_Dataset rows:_
════════════════════
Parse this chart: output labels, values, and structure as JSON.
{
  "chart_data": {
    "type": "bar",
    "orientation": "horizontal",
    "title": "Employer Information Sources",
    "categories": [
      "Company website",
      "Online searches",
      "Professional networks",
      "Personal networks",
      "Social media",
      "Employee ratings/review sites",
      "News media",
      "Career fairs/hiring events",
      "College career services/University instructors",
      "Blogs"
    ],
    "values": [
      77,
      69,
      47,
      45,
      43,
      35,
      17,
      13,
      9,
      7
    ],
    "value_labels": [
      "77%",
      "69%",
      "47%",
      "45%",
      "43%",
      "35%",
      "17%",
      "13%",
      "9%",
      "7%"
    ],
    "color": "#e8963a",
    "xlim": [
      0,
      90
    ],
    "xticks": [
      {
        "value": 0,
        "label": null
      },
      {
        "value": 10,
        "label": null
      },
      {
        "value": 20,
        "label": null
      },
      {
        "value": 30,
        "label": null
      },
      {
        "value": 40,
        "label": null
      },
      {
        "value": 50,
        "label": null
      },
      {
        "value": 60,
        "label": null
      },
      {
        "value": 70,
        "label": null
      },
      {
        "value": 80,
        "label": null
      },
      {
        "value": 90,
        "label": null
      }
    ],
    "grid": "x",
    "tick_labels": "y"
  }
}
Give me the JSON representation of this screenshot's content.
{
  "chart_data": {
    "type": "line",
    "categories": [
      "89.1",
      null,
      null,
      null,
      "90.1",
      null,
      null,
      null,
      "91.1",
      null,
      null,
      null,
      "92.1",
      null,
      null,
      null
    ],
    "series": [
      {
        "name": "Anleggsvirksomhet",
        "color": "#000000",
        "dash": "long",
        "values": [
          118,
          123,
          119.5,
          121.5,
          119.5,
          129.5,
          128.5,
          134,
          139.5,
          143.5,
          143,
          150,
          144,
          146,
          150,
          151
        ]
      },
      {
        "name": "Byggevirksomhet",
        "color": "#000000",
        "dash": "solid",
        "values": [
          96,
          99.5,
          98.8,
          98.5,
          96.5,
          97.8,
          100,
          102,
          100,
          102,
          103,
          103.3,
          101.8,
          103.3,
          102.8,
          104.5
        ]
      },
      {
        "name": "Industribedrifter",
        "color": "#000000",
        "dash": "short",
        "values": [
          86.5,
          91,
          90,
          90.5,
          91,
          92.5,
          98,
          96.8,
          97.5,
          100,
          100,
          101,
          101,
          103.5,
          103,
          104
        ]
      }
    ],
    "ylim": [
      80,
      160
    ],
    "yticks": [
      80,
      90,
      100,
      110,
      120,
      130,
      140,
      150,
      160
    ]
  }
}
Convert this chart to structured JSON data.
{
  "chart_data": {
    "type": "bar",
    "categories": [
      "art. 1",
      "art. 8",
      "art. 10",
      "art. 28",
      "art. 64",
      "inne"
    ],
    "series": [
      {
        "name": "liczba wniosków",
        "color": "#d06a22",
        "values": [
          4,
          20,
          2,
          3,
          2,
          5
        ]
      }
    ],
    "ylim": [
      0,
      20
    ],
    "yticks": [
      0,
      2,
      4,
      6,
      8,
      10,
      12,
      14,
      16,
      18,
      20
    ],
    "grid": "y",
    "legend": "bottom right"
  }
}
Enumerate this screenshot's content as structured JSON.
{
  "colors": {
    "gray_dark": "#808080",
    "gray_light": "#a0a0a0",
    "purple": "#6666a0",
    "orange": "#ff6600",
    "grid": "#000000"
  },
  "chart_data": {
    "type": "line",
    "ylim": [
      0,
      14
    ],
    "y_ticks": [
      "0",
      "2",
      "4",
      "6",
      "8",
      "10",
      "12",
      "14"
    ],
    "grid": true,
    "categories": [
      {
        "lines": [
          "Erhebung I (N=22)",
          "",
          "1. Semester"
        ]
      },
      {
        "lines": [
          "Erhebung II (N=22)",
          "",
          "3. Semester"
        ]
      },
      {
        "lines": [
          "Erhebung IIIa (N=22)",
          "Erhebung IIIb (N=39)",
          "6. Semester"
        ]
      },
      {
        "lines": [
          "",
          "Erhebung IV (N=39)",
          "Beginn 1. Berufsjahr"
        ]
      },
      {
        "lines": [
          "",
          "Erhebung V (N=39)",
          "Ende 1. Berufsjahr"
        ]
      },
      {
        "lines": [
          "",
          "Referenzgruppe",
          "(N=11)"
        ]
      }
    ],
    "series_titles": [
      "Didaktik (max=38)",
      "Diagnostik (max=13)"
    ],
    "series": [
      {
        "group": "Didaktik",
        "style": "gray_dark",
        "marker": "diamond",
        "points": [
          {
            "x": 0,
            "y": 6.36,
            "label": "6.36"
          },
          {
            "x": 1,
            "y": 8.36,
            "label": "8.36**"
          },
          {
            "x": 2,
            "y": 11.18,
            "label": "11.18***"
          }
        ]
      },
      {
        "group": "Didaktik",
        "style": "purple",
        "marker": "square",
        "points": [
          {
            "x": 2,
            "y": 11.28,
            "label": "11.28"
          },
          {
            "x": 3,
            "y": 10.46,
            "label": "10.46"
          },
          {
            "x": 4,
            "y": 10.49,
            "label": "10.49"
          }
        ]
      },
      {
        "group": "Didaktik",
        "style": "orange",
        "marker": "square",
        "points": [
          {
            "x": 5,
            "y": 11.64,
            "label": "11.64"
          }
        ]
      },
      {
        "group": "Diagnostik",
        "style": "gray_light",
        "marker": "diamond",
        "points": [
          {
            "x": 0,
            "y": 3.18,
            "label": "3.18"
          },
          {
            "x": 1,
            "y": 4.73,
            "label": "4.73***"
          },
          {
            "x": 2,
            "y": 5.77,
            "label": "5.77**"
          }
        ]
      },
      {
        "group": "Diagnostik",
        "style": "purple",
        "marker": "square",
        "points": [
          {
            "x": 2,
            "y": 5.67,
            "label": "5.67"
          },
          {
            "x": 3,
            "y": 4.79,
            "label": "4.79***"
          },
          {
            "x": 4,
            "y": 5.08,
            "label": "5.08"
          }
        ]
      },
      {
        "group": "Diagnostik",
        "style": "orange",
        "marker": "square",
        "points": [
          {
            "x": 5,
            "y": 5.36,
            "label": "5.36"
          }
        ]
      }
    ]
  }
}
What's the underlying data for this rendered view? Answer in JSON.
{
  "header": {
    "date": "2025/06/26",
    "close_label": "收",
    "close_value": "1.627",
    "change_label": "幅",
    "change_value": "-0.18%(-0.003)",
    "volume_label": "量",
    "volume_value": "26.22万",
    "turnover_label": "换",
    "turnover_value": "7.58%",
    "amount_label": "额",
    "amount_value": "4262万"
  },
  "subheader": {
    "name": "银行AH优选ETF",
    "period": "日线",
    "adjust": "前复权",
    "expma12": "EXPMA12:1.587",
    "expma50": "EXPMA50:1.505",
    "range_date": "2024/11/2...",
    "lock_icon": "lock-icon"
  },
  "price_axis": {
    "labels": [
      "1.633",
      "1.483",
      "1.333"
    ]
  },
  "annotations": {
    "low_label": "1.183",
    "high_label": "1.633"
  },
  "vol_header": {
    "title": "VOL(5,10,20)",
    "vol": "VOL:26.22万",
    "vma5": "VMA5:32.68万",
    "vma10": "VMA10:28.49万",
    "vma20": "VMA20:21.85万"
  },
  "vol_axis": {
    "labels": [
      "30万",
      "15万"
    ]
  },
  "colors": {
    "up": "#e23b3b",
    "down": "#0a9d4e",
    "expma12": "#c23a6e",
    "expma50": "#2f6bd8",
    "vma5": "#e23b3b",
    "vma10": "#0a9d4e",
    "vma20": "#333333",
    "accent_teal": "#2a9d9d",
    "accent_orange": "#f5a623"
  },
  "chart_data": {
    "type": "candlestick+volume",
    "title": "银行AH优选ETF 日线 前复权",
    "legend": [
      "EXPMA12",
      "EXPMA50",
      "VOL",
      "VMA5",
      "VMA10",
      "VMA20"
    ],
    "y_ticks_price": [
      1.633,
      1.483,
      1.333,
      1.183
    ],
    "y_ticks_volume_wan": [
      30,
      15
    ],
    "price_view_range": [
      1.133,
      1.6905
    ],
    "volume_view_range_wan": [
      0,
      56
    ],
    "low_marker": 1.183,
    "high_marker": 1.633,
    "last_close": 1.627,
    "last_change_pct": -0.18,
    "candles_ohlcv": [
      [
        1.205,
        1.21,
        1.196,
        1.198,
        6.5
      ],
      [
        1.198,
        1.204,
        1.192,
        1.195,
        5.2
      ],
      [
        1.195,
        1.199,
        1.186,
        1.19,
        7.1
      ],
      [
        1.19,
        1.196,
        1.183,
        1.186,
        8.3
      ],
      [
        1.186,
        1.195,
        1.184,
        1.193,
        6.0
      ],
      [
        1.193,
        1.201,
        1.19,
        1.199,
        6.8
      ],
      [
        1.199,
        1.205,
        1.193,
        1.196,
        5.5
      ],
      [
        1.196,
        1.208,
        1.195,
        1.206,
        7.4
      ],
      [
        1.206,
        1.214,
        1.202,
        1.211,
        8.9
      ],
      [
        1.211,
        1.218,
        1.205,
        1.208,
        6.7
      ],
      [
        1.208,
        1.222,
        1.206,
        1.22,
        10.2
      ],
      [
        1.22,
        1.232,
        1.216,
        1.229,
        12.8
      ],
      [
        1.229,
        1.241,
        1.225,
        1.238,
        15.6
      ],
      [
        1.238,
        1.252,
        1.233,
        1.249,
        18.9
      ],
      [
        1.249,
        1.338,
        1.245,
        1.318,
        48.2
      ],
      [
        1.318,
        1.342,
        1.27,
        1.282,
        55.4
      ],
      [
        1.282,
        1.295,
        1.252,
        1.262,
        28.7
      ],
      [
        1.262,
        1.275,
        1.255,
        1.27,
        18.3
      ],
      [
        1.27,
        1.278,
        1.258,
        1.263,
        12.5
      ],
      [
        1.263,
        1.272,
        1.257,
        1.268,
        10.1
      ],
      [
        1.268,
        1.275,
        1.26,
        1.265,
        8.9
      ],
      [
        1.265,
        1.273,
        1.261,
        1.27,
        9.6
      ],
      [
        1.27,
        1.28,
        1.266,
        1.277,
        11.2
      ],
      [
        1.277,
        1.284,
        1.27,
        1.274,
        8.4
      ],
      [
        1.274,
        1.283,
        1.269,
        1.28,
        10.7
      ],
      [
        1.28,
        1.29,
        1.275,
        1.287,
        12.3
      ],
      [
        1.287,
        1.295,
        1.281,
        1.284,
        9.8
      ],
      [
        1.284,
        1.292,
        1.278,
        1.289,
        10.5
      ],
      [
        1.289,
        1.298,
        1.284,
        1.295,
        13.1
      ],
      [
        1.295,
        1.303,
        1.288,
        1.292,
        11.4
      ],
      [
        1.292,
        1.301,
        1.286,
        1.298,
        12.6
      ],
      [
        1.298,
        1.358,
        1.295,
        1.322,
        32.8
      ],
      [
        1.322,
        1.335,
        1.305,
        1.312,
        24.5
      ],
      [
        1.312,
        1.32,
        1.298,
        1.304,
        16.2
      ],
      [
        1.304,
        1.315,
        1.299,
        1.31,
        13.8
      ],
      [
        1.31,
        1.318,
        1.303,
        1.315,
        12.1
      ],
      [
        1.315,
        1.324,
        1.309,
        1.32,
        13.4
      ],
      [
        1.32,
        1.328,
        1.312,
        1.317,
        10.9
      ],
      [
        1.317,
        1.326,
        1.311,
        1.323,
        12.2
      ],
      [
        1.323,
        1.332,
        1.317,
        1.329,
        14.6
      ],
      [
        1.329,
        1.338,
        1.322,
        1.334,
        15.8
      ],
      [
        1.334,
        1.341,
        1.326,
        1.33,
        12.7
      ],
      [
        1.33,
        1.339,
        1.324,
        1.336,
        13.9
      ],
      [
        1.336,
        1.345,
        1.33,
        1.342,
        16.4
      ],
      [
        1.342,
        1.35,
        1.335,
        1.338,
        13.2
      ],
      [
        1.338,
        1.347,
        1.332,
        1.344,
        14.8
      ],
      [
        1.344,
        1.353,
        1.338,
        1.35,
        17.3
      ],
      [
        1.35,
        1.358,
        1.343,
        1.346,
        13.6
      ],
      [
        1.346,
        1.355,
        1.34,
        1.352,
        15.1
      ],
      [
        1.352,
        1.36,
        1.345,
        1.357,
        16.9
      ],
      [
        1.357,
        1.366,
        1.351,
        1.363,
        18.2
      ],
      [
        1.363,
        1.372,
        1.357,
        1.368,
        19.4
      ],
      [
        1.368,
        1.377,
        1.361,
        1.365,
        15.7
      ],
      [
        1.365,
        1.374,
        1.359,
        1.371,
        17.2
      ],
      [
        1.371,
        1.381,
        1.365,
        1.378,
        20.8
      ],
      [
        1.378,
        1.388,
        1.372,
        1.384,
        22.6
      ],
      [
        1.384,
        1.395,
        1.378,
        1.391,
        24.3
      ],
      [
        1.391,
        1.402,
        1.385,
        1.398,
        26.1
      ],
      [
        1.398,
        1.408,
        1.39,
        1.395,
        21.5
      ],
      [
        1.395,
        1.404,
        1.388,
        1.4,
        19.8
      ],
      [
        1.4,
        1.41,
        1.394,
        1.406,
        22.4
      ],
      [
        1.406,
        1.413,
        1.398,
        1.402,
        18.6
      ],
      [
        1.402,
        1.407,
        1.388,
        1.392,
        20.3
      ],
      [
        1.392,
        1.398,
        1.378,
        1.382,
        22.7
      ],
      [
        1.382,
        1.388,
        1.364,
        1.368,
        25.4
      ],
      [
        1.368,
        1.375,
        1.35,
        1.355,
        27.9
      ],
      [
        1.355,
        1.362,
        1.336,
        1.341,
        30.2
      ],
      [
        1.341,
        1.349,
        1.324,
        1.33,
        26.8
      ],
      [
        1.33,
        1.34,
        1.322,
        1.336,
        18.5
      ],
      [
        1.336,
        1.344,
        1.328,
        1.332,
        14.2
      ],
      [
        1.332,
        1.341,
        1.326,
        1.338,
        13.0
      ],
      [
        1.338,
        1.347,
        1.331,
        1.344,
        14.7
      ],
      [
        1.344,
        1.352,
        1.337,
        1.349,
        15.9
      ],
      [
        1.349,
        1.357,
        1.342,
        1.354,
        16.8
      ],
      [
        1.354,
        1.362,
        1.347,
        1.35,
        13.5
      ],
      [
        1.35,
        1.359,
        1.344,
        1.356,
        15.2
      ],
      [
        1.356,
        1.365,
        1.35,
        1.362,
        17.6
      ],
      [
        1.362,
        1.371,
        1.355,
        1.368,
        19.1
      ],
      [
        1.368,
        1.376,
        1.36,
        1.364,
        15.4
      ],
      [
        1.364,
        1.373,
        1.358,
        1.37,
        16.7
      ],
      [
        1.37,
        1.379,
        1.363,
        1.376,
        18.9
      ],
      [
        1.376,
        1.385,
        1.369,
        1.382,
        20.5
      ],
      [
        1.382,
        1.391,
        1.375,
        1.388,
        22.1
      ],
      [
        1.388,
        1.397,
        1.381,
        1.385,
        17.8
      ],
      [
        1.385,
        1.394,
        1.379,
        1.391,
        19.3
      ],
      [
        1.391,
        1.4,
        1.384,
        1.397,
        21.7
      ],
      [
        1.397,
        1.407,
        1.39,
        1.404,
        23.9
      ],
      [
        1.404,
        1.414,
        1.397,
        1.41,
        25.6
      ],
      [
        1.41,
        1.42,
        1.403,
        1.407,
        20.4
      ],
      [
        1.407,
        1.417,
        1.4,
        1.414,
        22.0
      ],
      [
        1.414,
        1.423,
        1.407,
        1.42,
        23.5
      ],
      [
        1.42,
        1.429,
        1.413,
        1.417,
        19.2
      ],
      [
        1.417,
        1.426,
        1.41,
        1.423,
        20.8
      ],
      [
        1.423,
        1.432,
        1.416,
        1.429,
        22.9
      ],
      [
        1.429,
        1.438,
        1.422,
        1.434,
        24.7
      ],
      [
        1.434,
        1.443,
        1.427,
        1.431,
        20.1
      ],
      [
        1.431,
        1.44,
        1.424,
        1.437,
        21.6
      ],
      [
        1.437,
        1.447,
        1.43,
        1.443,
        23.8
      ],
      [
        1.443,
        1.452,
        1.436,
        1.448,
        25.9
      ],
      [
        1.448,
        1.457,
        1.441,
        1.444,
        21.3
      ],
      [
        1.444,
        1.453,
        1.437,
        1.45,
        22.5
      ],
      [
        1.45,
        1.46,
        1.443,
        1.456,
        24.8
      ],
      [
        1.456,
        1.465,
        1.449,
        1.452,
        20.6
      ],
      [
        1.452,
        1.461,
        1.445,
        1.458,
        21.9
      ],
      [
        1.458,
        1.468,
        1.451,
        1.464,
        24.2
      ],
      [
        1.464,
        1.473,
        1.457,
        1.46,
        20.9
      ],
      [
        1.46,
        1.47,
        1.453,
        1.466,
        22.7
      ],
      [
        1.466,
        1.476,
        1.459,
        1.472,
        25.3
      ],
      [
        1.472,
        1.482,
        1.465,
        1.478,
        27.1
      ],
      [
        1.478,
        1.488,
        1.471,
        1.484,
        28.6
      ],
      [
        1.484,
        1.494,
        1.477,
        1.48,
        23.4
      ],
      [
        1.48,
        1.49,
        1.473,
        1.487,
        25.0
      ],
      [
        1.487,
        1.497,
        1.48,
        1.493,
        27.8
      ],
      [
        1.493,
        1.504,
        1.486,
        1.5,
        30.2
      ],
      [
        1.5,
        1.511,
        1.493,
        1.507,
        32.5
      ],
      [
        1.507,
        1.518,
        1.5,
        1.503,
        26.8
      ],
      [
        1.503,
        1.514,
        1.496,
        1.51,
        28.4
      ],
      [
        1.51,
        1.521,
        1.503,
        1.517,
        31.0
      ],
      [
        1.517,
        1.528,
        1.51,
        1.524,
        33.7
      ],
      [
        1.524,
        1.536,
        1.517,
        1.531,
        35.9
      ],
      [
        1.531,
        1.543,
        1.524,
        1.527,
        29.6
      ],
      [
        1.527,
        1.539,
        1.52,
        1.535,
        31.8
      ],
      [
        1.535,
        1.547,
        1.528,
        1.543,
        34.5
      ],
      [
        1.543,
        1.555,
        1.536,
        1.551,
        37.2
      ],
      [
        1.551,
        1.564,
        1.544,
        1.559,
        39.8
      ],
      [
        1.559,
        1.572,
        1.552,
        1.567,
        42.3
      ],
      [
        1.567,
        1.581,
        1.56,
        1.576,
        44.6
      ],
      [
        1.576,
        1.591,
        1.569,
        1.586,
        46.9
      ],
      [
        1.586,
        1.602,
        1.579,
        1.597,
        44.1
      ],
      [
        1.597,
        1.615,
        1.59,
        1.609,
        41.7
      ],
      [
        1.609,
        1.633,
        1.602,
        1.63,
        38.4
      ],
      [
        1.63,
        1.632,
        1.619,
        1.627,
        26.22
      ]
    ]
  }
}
════════════════════
_TO DO:_ Please list every line of the records that contains "name".

_WRITTEN RESPONSE:_
        "name": "Anleggsvirksomhet",
        "name": "Byggevirksomhet",
        "name": "Industribedrifter",
        "name": "liczba wniosków",
    "name": "银行AH优选ETF",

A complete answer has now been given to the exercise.